Goal of the exercise: Print the entries in full, word for word, but not the pictures.

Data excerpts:
══════════════════════════════

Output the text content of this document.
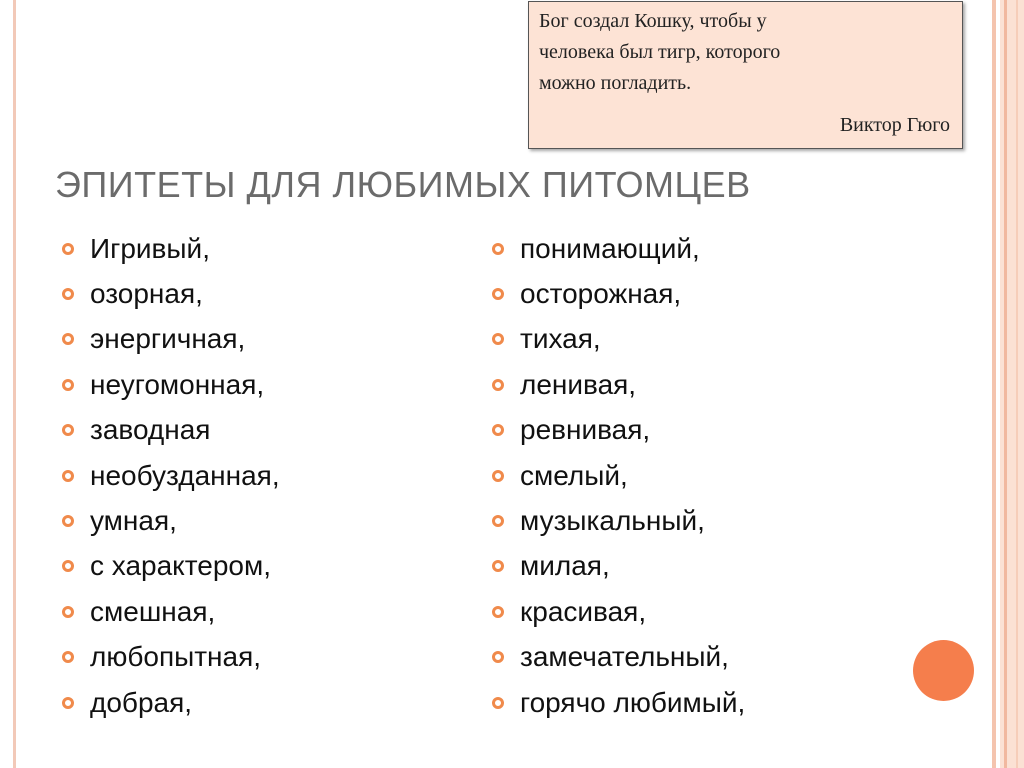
Бог создал Кошку, чтобы у
человека был тигр, которого
можно погладить.

Виктор Гюго
ЭПИТЕТЫ ДЛЯ ЛЮБИМЫХ ПИТОМЦЕВ
Игривый,
озорная,
энергичная,
неугомонная,
заводная
необузданная,
умная,
с характером,
смешная,
любопытная,
добрая,
понимающий,
осторожная,
тихая,
ленивая,
ревнивая,
смелый,
музыкальный,
милая,
красивая,
замечательный,
горячо любимый,
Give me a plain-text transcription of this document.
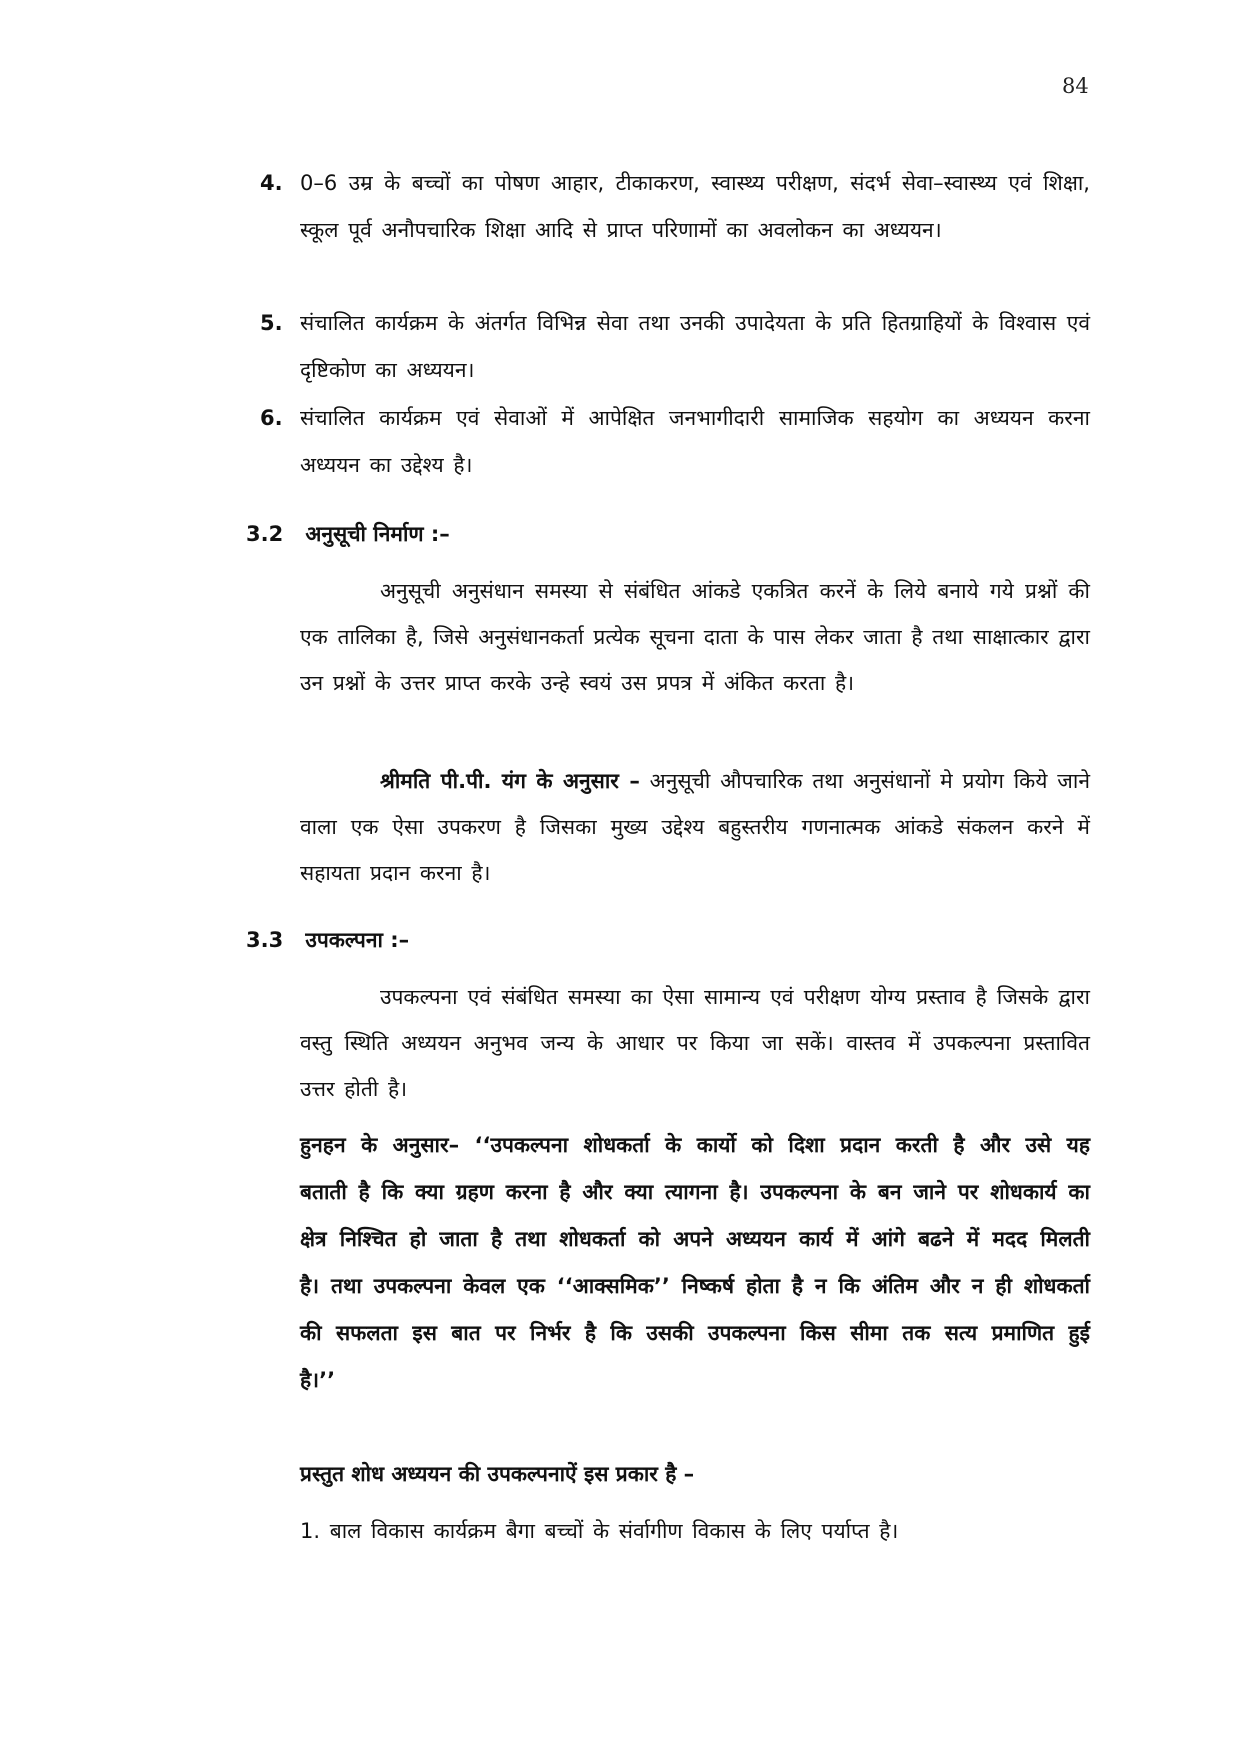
84
4. 0–6 उम्र के बच्चों का पोषण आहार, टीकाकरण, स्वास्थ्य परीक्षण, संदर्भ सेवा–स्वास्थ्य एवं शिक्षा, स्कूल पूर्व अनौपचारिक शिक्षा आदि से प्राप्त परिणामों का अवलोकन का अध्ययन।
5. संचालित कार्यक्रम के अंतर्गत विभिन्न सेवा तथा उनकी उपादेयता के प्रति हितग्राहियों के विश्वास एवं दृष्टिकोण का अध्ययन।
6. संचालित कार्यक्रम एवं सेवाओं में आपेक्षित जनभागीदारी सामाजिक सहयोग का अध्ययन करना अध्ययन का उद्देश्य है।
3.2 अनुसूची निर्माण :–
अनुसूची अनुसंधान समस्या से संबंधित आंकडे एकत्रित करनें के लिये बनाये गये प्रश्नों की एक तालिका है, जिसे अनुसंधानकर्ता प्रत्येक सूचना दाता के पास लेकर जाता है तथा साक्षात्कार द्वारा उन प्रश्नों के उत्तर प्राप्त करके उन्हे स्वयं उस प्रपत्र में अंकित करता है।
श्रीमति पी.पी. यंग के अनुसार – अनुसूची औपचारिक तथा अनुसंधानों मे प्रयोग किये जाने वाला एक ऐसा उपकरण है जिसका मुख्य उद्देश्य बहुस्तरीय गणनात्मक आंकडे संकलन करने में सहायता प्रदान करना है।
3.3 उपकल्पना :–
उपकल्पना एवं संबंधित समस्या का ऐसा सामान्य एवं परीक्षण योग्य प्रस्ताव है जिसके द्वारा वस्तु स्थिति अध्ययन अनुभव जन्य के आधार पर किया जा सकें। वास्तव में उपकल्पना प्रस्तावित उत्तर होती है।
हुनहन के अनुसार– ‘‘उपकल्पना शोधकर्ता के कार्यो को दिशा प्रदान करती है और उसे यह बताती है कि क्या ग्रहण करना है और क्या त्यागना है। उपकल्पना के बन जाने पर शोधकार्य का क्षेत्र निश्चित हो जाता है तथा शोधकर्ता को अपने अध्ययन कार्य में आंगे बढने में मदद मिलती है। तथा उपकल्पना केवल एक ‘‘आक्समिक’’ निष्कर्ष होता है न कि अंतिम और न ही शोधकर्ता की सफलता इस बात पर निर्भर है कि उसकी उपकल्पना किस सीमा तक सत्य प्रमाणित हुई है।’’
प्रस्तुत शोध अध्ययन की उपकल्पनाऐं इस प्रकार है –
1. बाल विकास कार्यक्रम बैगा बच्चों के संर्वागीण विकास के लिए पर्याप्त है।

══════════════════════════════

Response to the exercise:
Output the text content of this document.
Бог создал Кошку, чтобы у
человека был тигр, которого
можно погладить.

Виктор Гюго
ЭПИТЕТЫ ДЛЯ ЛЮБИМЫХ ПИТОМЦЕВ
Игривый,
озорная,
энергичная,
неугомонная,
заводная
необузданная,
умная,
с характером,
смешная,
любопытная,
добрая,
понимающий,
осторожная,
тихая,
ленивая,
ревнивая,
смелый,
музыкальный,
милая,
красивая,
замечательный,
горячо любимый,
Give me a plain-text transcription of this document.
84
4. 0–6 उम्र के बच्चों का पोषण आहार, टीकाकरण, स्वास्थ्य परीक्षण, संदर्भ सेवा–स्वास्थ्य एवं शिक्षा, स्कूल पूर्व अनौपचारिक शिक्षा आदि से प्राप्त परिणामों का अवलोकन का अध्ययन।
5. संचालित कार्यक्रम के अंतर्गत विभिन्न सेवा तथा उनकी उपादेयता के प्रति हितग्राहियों के विश्वास एवं दृष्टिकोण का अध्ययन।
6. संचालित कार्यक्रम एवं सेवाओं में आपेक्षित जनभागीदारी सामाजिक सहयोग का अध्ययन करना अध्ययन का उद्देश्य है।
3.2 अनुसूची निर्माण :–
अनुसूची अनुसंधान समस्या से संबंधित आंकडे एकत्रित करनें के लिये बनाये गये प्रश्नों की एक तालिका है, जिसे अनुसंधानकर्ता प्रत्येक सूचना दाता के पास लेकर जाता है तथा साक्षात्कार द्वारा उन प्रश्नों के उत्तर प्राप्त करके उन्हे स्वयं उस प्रपत्र में अंकित करता है।
श्रीमति पी.पी. यंग के अनुसार – अनुसूची औपचारिक तथा अनुसंधानों मे प्रयोग किये जाने वाला एक ऐसा उपकरण है जिसका मुख्य उद्देश्य बहुस्तरीय गणनात्मक आंकडे संकलन करने में सहायता प्रदान करना है।
3.3 उपकल्पना :–
उपकल्पना एवं संबंधित समस्या का ऐसा सामान्य एवं परीक्षण योग्य प्रस्ताव है जिसके द्वारा वस्तु स्थिति अध्ययन अनुभव जन्य के आधार पर किया जा सकें। वास्तव में उपकल्पना प्रस्तावित उत्तर होती है।
हुनहन के अनुसार– ‘‘उपकल्पना शोधकर्ता के कार्यो को दिशा प्रदान करती है और उसे यह बताती है कि क्या ग्रहण करना है और क्या त्यागना है। उपकल्पना के बन जाने पर शोधकार्य का क्षेत्र निश्चित हो जाता है तथा शोधकर्ता को अपने अध्ययन कार्य में आंगे बढने में मदद मिलती है। तथा उपकल्पना केवल एक ‘‘आक्समिक’’ निष्कर्ष होता है न कि अंतिम और न ही शोधकर्ता की सफलता इस बात पर निर्भर है कि उसकी उपकल्पना किस सीमा तक सत्य प्रमाणित हुई है।’’
प्रस्तुत शोध अध्ययन की उपकल्पनाऐं इस प्रकार है –
1. बाल विकास कार्यक्रम बैगा बच्चों के संर्वागीण विकास के लिए पर्याप्त है।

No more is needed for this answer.